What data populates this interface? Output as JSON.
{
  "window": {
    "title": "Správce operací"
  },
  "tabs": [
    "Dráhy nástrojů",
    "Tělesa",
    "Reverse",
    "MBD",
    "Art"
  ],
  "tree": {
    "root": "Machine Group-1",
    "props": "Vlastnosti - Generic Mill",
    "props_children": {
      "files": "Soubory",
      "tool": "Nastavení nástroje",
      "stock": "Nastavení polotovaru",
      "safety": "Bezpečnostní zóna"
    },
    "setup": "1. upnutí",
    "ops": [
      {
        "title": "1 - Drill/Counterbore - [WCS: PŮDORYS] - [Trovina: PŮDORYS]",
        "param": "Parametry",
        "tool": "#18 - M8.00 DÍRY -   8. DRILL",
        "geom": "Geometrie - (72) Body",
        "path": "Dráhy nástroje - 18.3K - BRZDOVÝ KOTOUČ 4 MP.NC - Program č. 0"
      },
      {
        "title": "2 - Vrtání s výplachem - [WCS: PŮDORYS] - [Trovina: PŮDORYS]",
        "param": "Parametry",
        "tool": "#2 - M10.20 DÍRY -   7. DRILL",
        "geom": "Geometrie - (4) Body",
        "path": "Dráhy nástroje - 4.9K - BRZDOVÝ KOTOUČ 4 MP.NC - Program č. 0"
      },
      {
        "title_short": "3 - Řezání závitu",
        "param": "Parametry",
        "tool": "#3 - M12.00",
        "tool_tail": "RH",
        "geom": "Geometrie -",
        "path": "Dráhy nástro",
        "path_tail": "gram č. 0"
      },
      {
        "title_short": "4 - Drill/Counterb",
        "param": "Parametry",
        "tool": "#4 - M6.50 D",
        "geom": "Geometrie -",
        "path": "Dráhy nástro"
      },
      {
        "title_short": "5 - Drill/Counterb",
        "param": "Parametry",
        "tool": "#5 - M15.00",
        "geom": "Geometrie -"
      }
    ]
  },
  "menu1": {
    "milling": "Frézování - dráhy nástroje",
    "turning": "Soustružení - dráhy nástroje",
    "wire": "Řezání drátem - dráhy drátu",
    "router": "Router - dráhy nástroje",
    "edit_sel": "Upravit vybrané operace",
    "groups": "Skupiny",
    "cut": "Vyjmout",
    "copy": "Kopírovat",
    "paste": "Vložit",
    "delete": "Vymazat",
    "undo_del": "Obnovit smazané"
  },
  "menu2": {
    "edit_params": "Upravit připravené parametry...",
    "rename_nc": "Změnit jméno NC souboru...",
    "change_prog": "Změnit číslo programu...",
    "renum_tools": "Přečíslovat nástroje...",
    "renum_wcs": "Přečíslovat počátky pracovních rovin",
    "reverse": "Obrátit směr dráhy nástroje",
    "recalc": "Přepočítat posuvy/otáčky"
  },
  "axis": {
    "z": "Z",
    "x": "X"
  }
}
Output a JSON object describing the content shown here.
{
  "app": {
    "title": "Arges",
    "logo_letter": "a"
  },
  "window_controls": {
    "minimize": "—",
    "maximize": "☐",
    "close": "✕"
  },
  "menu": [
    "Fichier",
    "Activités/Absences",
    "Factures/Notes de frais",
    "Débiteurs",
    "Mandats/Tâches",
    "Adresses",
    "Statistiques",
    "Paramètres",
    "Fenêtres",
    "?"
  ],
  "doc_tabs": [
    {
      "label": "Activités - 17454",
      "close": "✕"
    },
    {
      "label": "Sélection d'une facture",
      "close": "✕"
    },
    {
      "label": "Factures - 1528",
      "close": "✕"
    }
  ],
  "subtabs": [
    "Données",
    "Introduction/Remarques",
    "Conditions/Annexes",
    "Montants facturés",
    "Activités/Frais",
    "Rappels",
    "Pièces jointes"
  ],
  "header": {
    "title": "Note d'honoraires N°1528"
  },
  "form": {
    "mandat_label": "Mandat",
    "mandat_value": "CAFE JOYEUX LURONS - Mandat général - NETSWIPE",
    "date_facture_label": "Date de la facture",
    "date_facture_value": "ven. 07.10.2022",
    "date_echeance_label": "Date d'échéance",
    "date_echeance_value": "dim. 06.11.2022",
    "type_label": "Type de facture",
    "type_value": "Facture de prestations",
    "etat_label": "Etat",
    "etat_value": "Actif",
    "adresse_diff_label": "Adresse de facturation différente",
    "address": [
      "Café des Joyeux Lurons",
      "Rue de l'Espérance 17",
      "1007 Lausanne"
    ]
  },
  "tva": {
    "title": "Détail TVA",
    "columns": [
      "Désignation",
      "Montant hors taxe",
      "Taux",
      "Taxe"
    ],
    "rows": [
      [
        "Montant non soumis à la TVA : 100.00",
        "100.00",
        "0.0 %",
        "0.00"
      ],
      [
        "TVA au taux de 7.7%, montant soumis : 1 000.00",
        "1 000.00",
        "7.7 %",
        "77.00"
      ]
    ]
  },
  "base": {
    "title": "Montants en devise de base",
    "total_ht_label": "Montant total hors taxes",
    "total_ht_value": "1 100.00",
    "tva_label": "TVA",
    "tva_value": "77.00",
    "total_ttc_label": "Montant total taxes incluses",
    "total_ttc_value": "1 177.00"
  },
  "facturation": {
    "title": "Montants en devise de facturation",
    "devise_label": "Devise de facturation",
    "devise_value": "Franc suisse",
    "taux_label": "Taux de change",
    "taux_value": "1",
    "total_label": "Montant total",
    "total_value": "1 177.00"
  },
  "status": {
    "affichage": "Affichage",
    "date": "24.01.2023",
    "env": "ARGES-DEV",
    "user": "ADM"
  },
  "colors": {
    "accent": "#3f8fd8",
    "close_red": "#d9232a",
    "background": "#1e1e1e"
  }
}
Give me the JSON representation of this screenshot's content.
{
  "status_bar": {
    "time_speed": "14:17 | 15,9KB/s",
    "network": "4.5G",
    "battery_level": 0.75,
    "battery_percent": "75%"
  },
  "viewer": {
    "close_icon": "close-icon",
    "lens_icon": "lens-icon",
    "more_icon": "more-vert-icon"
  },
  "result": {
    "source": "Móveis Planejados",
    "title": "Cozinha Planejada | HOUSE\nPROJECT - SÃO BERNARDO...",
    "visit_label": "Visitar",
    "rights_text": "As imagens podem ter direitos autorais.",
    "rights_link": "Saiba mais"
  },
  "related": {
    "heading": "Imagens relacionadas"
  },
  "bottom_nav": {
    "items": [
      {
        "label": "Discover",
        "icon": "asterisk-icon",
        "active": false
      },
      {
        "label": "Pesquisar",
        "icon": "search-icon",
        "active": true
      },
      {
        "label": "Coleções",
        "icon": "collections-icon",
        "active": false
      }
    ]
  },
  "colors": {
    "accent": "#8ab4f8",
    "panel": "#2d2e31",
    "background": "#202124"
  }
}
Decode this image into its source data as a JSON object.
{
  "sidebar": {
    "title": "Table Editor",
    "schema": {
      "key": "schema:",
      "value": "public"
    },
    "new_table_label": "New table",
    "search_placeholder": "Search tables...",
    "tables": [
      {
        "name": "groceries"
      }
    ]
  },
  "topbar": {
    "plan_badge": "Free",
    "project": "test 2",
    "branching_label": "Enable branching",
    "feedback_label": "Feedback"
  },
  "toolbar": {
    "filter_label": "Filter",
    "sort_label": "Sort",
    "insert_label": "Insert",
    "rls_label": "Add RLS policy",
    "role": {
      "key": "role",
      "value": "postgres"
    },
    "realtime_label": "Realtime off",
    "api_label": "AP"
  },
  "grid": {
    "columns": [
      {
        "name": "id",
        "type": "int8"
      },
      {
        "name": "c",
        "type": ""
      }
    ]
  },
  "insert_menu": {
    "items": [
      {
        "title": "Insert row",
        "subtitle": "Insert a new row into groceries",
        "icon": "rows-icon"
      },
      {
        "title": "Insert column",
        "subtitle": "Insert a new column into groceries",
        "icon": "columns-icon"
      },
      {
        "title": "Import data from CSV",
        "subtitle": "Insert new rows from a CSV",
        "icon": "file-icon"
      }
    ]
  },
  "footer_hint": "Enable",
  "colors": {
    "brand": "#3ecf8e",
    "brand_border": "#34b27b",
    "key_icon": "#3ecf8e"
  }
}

§ **What is being asked**:
Go through the records. Copy each line where "Output" appears.

§ **Reply to the exercise**:
What data populates this interface? Output as JSON.
Output a JSON object describing the content shown here.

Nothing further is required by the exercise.